• **EXERCISE DESCRIPTION**: Keep only the lines where "checked" appears.

• **MATERIAL FOR THE TASK**:

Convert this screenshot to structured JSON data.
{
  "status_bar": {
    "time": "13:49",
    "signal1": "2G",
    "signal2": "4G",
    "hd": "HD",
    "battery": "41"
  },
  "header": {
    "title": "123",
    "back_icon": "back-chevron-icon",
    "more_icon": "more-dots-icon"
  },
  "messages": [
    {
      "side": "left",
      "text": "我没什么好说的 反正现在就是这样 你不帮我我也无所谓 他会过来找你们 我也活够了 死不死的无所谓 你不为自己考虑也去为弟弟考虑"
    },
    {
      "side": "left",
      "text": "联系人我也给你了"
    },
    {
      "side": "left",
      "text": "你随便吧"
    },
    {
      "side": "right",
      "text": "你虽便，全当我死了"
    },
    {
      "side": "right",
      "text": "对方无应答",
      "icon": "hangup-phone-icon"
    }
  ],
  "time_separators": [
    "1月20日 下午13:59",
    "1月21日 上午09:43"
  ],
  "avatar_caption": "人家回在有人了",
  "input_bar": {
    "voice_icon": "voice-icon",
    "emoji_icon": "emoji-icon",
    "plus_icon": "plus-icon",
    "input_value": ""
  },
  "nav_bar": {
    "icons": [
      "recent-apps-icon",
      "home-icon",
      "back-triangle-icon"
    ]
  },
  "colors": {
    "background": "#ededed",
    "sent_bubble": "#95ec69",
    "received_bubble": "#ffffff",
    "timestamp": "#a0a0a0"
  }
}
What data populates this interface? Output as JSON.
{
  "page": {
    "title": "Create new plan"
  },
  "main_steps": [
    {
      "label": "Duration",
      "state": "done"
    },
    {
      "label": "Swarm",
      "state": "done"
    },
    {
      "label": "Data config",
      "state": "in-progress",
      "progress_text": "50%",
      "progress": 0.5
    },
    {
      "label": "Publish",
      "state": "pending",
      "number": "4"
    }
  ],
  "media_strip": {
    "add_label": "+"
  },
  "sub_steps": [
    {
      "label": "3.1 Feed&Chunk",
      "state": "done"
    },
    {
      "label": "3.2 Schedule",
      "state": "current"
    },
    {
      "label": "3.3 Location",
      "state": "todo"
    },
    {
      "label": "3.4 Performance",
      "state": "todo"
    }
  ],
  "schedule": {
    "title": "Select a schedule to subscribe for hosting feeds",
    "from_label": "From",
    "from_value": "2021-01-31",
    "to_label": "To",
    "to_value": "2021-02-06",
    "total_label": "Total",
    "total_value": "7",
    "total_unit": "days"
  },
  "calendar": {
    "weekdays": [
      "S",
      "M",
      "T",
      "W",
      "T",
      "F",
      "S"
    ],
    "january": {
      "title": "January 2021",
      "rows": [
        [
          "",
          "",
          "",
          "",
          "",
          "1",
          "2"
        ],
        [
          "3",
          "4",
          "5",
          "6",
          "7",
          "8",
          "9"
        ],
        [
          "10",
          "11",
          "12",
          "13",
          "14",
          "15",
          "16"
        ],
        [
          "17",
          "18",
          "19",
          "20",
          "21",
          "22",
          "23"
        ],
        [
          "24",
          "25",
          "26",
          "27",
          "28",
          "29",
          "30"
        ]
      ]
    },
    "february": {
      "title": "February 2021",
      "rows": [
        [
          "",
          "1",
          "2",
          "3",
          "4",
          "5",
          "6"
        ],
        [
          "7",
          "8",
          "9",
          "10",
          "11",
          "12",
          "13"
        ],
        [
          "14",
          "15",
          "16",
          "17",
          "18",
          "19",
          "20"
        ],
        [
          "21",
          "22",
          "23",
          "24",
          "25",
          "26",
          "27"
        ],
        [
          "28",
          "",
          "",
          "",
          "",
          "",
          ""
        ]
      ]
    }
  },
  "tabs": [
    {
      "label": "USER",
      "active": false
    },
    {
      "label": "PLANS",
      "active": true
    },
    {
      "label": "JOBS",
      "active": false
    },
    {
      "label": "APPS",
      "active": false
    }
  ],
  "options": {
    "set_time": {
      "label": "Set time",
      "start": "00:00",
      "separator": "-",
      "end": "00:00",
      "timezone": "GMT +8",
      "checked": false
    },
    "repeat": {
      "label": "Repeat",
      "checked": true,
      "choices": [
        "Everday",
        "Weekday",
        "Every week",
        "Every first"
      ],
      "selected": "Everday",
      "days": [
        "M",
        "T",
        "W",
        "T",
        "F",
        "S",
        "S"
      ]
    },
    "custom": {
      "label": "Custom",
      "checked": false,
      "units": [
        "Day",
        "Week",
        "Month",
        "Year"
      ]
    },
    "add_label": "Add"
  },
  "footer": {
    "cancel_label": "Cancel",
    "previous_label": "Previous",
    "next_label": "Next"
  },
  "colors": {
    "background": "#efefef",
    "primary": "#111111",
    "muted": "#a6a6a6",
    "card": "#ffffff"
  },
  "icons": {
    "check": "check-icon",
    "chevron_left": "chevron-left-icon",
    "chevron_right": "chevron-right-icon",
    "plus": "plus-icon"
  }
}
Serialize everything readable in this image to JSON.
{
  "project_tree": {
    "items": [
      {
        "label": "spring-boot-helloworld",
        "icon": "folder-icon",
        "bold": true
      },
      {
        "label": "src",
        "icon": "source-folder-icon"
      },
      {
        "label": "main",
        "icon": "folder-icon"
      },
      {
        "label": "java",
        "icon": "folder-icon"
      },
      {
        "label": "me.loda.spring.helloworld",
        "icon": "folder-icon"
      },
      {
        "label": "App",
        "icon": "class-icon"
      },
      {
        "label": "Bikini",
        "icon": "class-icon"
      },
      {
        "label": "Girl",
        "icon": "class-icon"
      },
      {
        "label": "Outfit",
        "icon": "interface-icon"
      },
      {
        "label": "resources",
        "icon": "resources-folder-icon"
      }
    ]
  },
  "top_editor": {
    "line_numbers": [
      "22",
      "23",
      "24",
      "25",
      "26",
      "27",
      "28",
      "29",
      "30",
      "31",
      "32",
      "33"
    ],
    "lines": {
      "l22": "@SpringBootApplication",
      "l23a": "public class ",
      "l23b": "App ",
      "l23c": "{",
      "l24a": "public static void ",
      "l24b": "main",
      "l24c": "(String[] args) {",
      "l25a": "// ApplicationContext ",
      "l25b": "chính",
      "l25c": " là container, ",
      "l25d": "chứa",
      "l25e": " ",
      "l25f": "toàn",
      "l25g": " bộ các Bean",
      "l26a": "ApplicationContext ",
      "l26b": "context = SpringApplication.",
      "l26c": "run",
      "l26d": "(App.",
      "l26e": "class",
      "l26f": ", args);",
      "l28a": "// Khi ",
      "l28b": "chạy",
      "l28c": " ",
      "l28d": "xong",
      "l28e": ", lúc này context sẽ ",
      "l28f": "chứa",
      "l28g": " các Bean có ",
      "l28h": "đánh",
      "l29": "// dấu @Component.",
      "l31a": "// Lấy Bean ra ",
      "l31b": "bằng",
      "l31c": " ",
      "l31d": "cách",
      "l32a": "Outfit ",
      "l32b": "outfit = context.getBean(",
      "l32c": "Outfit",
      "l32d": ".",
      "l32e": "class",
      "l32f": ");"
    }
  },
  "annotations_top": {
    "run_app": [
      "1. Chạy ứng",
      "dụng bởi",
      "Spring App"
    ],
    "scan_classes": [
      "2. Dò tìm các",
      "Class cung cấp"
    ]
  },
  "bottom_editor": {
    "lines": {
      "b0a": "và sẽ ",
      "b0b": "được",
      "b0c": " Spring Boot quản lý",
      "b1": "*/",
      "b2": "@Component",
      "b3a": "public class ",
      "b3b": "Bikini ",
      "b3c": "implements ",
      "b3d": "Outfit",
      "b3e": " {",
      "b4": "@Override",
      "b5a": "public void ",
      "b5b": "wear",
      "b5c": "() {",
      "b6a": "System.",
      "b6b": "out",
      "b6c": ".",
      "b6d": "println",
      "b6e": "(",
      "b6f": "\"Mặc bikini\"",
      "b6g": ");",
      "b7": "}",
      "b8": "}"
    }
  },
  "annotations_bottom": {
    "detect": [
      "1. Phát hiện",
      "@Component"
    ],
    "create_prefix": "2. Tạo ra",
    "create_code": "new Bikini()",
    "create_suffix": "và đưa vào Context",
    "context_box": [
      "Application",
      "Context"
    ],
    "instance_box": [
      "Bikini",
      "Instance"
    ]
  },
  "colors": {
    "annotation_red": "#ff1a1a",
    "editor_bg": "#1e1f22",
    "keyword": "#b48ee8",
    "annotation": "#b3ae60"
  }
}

• **WORKED ANSWER**:
      "checked": false
      "checked": true,
      "checked": false,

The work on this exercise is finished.